◆ GIVEN INFORMATION ◆

____

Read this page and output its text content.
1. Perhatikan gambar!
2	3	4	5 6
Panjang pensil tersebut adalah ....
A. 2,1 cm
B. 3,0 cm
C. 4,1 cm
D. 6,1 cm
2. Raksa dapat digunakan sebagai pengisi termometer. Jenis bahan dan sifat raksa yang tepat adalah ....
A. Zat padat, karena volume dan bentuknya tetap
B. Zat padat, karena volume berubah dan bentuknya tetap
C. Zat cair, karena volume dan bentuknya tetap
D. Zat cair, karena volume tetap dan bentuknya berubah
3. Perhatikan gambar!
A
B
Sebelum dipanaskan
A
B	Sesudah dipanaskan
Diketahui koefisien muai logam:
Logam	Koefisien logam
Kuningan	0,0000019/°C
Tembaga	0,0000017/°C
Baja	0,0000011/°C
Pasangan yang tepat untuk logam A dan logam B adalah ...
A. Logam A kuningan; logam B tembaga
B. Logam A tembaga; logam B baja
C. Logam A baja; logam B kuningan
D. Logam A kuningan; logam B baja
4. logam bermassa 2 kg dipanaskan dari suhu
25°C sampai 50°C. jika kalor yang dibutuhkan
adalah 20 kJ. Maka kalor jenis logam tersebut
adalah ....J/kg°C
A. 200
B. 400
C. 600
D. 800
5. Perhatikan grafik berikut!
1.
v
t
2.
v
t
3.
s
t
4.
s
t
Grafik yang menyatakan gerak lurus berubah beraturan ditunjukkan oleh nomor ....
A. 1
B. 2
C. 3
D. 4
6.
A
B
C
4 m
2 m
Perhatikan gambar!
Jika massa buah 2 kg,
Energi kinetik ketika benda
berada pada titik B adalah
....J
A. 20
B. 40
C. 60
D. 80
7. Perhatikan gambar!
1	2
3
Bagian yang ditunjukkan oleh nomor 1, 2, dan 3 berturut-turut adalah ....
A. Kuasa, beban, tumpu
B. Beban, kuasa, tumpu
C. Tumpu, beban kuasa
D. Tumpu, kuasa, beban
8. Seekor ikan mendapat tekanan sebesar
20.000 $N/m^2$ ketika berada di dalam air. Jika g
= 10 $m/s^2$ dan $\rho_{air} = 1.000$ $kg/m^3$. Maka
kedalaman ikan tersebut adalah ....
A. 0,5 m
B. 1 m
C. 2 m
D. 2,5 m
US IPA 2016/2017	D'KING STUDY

____

◆ REQUIREMENT ◆
Collect, from the material above, every line containing the word "kalor".

◆ EXERCISE RESPONSE ◆
25°C sampai 50°C. jika kalor yang dibutuhkan
adalah 20 kJ. Maka kalor jenis logam tersebut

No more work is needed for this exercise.